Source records
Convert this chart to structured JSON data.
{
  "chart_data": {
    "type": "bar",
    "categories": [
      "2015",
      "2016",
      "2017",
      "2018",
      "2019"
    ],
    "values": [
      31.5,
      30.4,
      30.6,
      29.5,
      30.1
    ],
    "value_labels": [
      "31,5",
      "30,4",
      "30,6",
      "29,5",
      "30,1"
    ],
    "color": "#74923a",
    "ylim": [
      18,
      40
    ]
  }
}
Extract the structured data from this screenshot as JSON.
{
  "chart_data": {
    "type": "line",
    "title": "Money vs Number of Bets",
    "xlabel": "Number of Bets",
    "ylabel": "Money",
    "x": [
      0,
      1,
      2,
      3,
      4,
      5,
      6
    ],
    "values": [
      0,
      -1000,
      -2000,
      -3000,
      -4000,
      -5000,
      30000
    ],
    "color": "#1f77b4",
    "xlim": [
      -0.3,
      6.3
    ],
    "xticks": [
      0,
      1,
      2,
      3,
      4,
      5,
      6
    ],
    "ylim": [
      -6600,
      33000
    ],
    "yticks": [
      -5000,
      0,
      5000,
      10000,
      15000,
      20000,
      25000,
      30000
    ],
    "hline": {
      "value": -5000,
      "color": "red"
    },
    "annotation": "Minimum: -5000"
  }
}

Instructions for the task =
Would you restate each of the entries word for word?

Answer in full =
Convert this chart to structured JSON data.
{
  "chart_data": {
    "type": "bar",
    "categories": [
      "2015",
      "2016",
      "2017",
      "2018",
      "2019"
    ],
    "values": [
      31.5,
      30.4,
      30.6,
      29.5,
      30.1
    ],
    "value_labels": [
      "31,5",
      "30,4",
      "30,6",
      "29,5",
      "30,1"
    ],
    "color": "#74923a",
    "ylim": [
      18,
      40
    ]
  }
}
Extract the structured data from this screenshot as JSON.
{
  "chart_data": {
    "type": "line",
    "title": "Money vs Number of Bets",
    "xlabel": "Number of Bets",
    "ylabel": "Money",
    "x": [
      0,
      1,
      2,
      3,
      4,
      5,
      6
    ],
    "values": [
      0,
      -1000,
      -2000,
      -3000,
      -4000,
      -5000,
      30000
    ],
    "color": "#1f77b4",
    "xlim": [
      -0.3,
      6.3
    ],
    "xticks": [
      0,
      1,
      2,
      3,
      4,
      5,
      6
    ],
    "ylim": [
      -6600,
      33000
    ],
    "yticks": [
      -5000,
      0,
      5000,
      10000,
      15000,
      20000,
      25000,
      30000
    ],
    "hline": {
      "value": -5000,
      "color": "red"
    },
    "annotation": "Minimum: -5000"
  }
}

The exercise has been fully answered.